WRITTEN PROBLEM:
Work out how many lines include "разгибом" and answer with that number only.

------

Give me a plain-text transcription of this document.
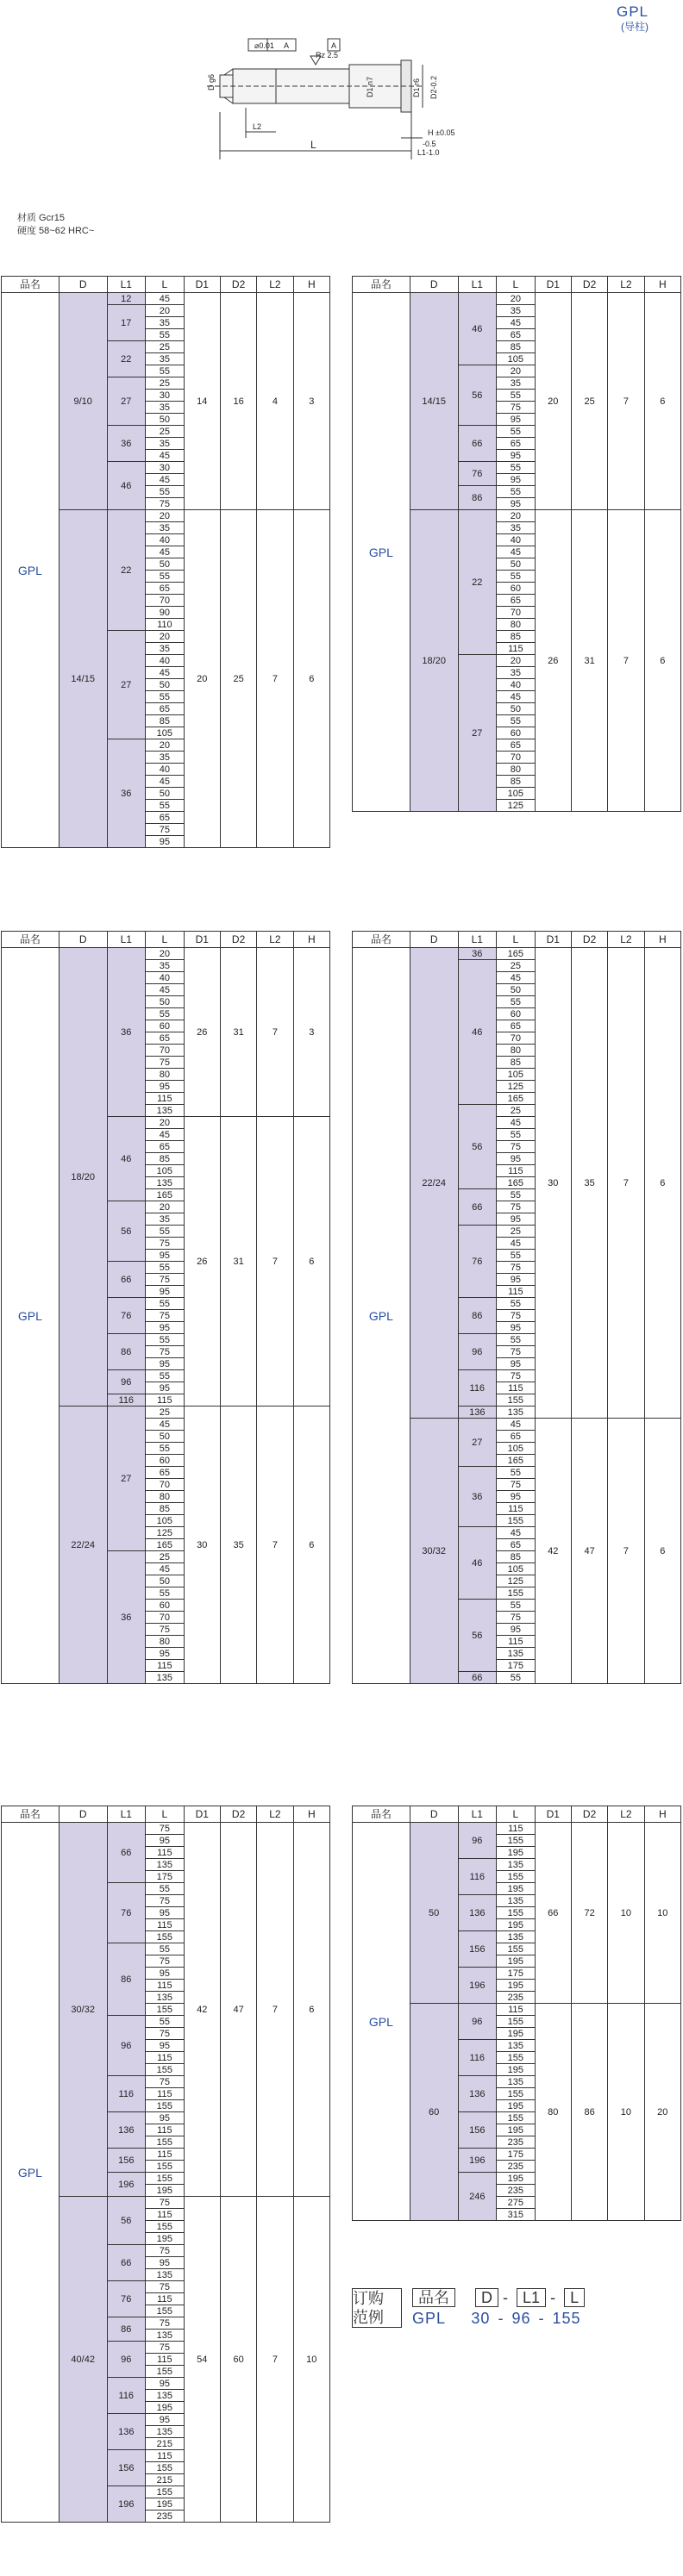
GPL
(导柱)
⌀0.01 A	A
Rz 2.5
D g6	D1 n7	D1 r6 D2-0.2
L
L2
L1-1.0
-0.5
H ±0.05
材质 Gcr15
硬度 58~62 HRC~
品名	D	L1	L	D1	D2	L2	H
GPL	9/10	12	45	14	16	4	3
		17	20				
			35				
			55				
		22	25				
			35				
			55				
		27	25				
			30				
			35				
			50				
		36	25				
			35				
			45				
		46	30				
			45				
			55				
			75				
	14/15	22	20	20	25	7	6
			35				
			40				
			45				
			50				
			55				
			65				
			70				
			90				
			110				
		27	20				
			35				
			40				
			45				
			50				
			55				
			65				
			85				
			105				
		36	20				
			35				
			40				
			45				
			50				
			55				
			65				
			75				
			95				
品名	D	L1	L	D1	D2	L2	H
GPL	14/15	46	20	20	25	7	6
			35				
			45				
			65				
			85				
			105				
		56	20				
			35				
			55				
			75				
			95				
		66	55				
			65				
			95				
		76	55				
			95				
		86	55				
			95				
	18/20	22	20	26	31	7	6
			35				
			40				
			45				
			50				
			55				
			60				
			65				
			70				
			80				
			85				
			115				
		27	20				
			35				
			40				
			45				
			50				
			55				
			60				
			65				
			70				
			80				
			85				
			105				
			125				
品名	D	L1	L	D1	D2	L2	H
GPL	18/20	36	20	26	31	7	3
			35				
			40				
			45				
			50				
			55				
			60				
			65				
			70				
			75				
			80				
			95				
			115				
			135				
		46	20	26	31	7	6
			45				
			65				
			85				
			105				
			135				
			165				
		56	20				
			35				
			55				
			75				
			95				
		66	55				
			75				
			95				
		76	55				
			75				
			95				
		86	55				
			75				
			95				
		96	55				
			95				
		116	115				
	22/24	27	25	30	35	7	6
			45				
			50				
			55				
			60				
			65				
			70				
			80				
			85				
			105				
			125				
			165				
		36	25				
			45				
			50				
			55				
			60				
			70				
			75				
			80				
			95				
			115				
			135				
品名	D	L1	L	D1	D2	L2	H
GPL	22/24	36	165	30	35	7	6
		46	25				
			45				
			50				
			55				
			60				
			65				
			70				
			80				
			85				
			105				
			125				
			165				
		56	25				
			45				
			55				
			75				
			95				
			115				
			165				
		66	55				
			75				
			95				
		76	25				
			45				
			55				
			75				
			95				
			115				
		86	55				
			75				
			95				
		96	55				
			75				
			95				
		116	75				
			115				
			155				
		136	135				
	30/32	27	45	42	47	7	6
			65				
			105				
			165				
		36	55				
			75				
			95				
			115				
			155				
		46	45				
			65				
			85				
			105				
			125				
			155				
		56	55				
			75				
			95				
			115				
			135				
			175				
		66	55				
品名	D	L1	L	D1	D2	L2	H
GPL	30/32	66	75	42	47	7	6
			95				
			115				
			135				
			175				
		76	55				
			75				
			95				
			115				
			155				
		86	55				
			75				
			95				
			115				
			135				
			155				
		96	55				
			75				
			95				
			115				
			155				
		116	75				
			115				
			155				
		136	95				
			115				
			155				
		156	115				
			155				
		196	155				
			195				
	40/42	56	75	54	60	7	10
			115				
			155				
			195				
		66	75				
			95				
			135				
		76	75				
			115				
			155				
		86	75				
			135				
		96	75				
			115				
			155				
		116	95				
			135				
			195				
		136	95				
			135				
			215				
		156	115				
			155				
			215				
		196	155				
			195				
			235				
品名	D	L1	L	D1	D2	L2	H
GPL	50	96	115	66	72	10	10
			155				
			195				
		116	135				
			155				
			195				
		136	135				
			155				
			195				
		156	135				
			155				
			195				
		196	175				
			195				
			235				
	60	96	115	80	86	10	20
			155				
			195				
		116	135				
			155				
			195				
		136	135				
			155				
			195				
		156	155				
			195				
			235				
		196	175				
			235				
		246	195				
			235				
			275				
			315				
订购
范例
品名 D - L1 - L
GPL 30 - 96 - 155
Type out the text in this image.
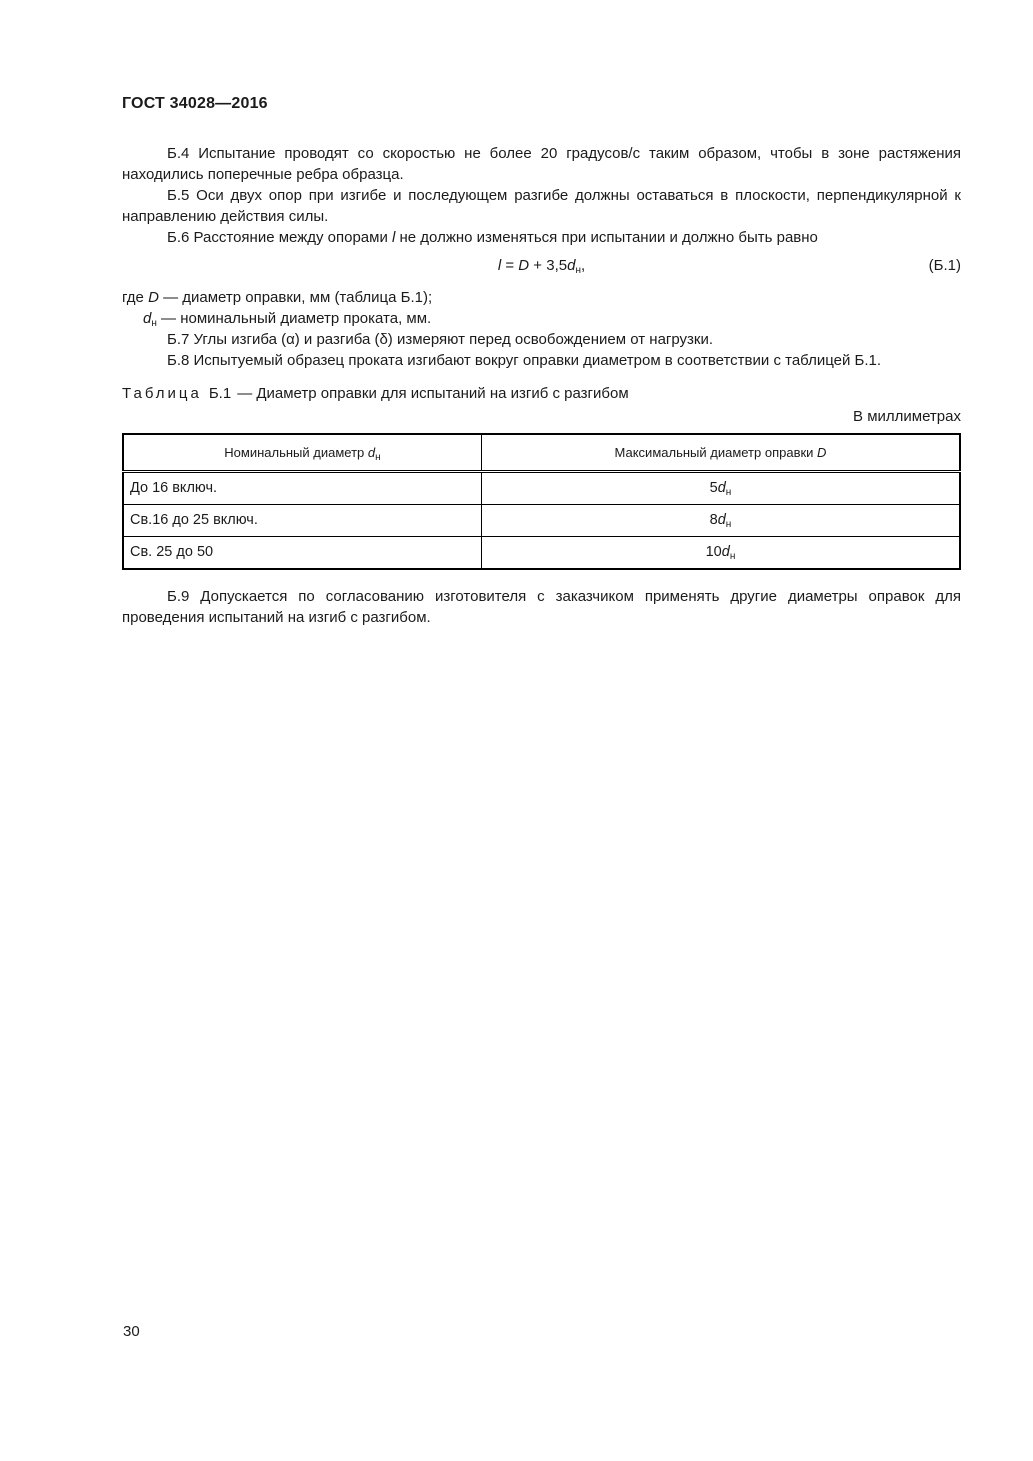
ГОСТ 34028—2016

Б.4 Испытание проводят со скоростью не более 20 градусов/с таким образом, чтобы в зоне растяжения находились поперечные ребра образца.

Б.5 Оси двух опор при изгибе и последующем разгибе должны оставаться в плоскости, перпендикулярной к направлению действия силы.

Б.6 Расстояние между опорами l не должно изменяться при испытании и должно быть равно

$l = D + 3,5d_н$,	(Б.1)

где D — диаметр оправки, мм (таблица Б.1);

$d_н$ — номинальный диаметр проката, мм.

Б.7 Углы изгиба (α) и разгиба (δ) измеряют перед освобождением от нагрузки.

Б.8 Испытуемый образец проката изгибают вокруг оправки диаметром в соответствии с таблицей Б.1.

Таблица Б.1 — Диаметр оправки для испытаний на изгиб с разгибом

В миллиметрах

Номинальный диаметр $d_н$	Максимальный диаметр оправки D
До 16 включ.	$5d_н$
Св.16 до 25 включ.	$8d_н$
Св. 25 до 50	$10d_н$

Б.9 Допускается по согласованию изготовителя с заказчиком применять другие диаметры оправок для проведения испытаний на изгиб с разгибом.

30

------

TASK RESPONSE:
2